>> start MATERIAL FOR THE TASK

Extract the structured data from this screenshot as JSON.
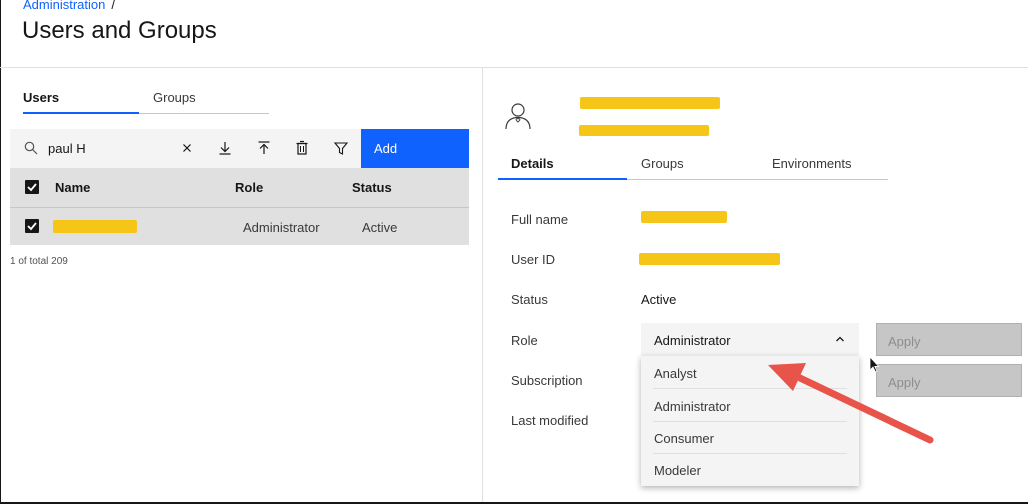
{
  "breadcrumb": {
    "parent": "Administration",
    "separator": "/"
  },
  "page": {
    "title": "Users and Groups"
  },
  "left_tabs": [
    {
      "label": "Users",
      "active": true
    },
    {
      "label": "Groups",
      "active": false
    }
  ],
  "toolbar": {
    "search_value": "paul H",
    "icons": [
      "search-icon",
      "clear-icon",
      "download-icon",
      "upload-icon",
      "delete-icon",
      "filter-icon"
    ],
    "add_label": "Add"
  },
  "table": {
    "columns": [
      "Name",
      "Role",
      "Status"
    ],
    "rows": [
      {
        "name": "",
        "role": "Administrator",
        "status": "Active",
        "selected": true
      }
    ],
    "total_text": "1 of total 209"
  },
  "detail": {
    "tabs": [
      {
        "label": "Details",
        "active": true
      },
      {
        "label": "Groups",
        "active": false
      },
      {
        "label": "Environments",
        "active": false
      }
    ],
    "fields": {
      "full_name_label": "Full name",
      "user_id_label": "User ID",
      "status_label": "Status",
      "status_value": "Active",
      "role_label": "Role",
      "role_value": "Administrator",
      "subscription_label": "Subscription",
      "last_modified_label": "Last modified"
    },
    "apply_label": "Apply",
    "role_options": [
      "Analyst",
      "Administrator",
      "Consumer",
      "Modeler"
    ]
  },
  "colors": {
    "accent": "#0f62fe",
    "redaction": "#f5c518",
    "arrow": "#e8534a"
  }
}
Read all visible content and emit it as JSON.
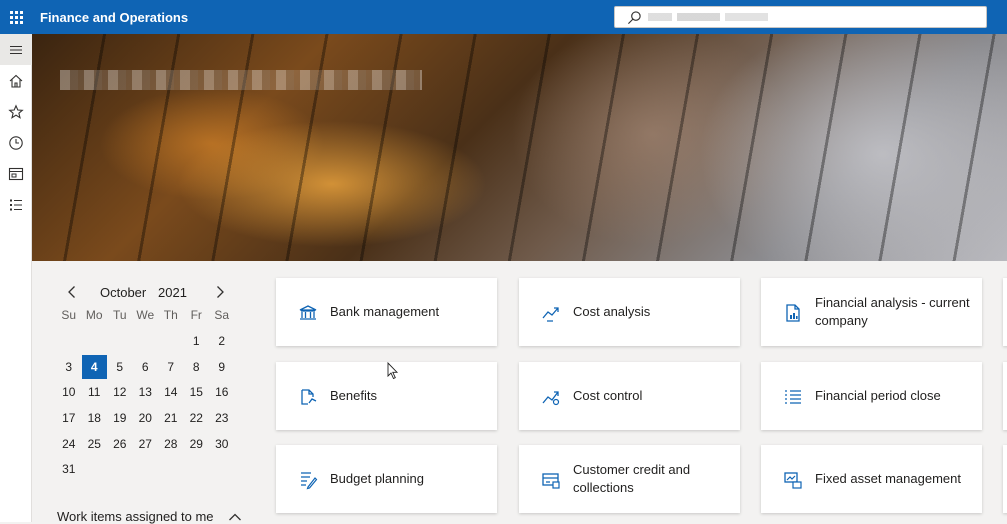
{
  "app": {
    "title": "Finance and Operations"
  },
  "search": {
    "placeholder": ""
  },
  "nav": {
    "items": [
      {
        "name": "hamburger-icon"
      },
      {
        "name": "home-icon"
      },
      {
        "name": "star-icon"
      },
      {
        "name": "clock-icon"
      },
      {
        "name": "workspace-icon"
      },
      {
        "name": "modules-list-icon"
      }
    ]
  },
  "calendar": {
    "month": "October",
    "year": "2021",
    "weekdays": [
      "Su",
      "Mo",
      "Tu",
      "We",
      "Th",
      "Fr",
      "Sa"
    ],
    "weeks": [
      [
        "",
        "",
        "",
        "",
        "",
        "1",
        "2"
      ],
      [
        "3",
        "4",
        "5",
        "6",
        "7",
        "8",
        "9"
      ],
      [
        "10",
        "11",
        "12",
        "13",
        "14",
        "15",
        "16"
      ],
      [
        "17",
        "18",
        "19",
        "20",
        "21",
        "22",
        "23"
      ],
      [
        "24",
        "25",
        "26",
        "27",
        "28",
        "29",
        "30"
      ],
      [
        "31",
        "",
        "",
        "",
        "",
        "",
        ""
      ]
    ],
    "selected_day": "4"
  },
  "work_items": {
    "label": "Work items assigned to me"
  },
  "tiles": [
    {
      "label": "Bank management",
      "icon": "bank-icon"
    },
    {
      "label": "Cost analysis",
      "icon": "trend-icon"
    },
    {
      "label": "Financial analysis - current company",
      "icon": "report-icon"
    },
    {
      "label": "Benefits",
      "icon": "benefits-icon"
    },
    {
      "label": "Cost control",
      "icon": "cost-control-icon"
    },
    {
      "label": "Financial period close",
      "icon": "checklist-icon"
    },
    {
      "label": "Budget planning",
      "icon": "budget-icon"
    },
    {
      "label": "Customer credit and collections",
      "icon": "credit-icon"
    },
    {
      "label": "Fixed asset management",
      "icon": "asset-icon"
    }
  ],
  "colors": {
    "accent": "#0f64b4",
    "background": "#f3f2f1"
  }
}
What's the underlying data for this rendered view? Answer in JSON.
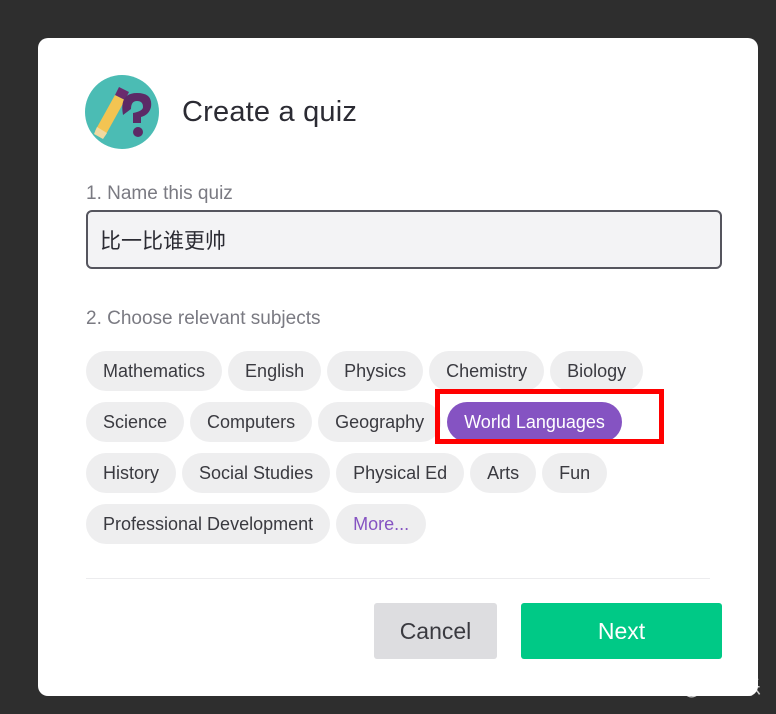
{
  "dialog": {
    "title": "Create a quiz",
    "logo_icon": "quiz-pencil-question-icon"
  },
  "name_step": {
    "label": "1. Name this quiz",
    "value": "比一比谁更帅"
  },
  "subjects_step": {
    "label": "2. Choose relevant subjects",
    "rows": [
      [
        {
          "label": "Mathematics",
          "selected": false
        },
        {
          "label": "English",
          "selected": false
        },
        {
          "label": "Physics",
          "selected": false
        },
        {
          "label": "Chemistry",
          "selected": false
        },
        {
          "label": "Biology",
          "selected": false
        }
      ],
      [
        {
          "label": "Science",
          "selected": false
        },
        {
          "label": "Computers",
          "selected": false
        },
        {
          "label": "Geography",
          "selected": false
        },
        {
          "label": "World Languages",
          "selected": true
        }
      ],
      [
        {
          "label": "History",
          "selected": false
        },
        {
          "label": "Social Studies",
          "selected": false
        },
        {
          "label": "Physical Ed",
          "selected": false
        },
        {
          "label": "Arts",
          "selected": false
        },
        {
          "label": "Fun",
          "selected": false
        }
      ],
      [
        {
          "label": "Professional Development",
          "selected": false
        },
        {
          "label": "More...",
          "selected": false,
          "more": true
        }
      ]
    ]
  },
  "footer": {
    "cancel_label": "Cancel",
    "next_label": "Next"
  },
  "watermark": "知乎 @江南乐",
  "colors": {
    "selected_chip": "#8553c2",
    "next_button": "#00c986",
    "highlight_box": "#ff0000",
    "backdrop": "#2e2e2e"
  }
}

>> end MATERIAL FOR THE TASK

• AIM OF THE EXERCISE: From the listing above, collect each line in which the string "credit" appears.

• RESULT BELOW:
      "label": "Customer credit and collections",
      "icon": "credit-icon"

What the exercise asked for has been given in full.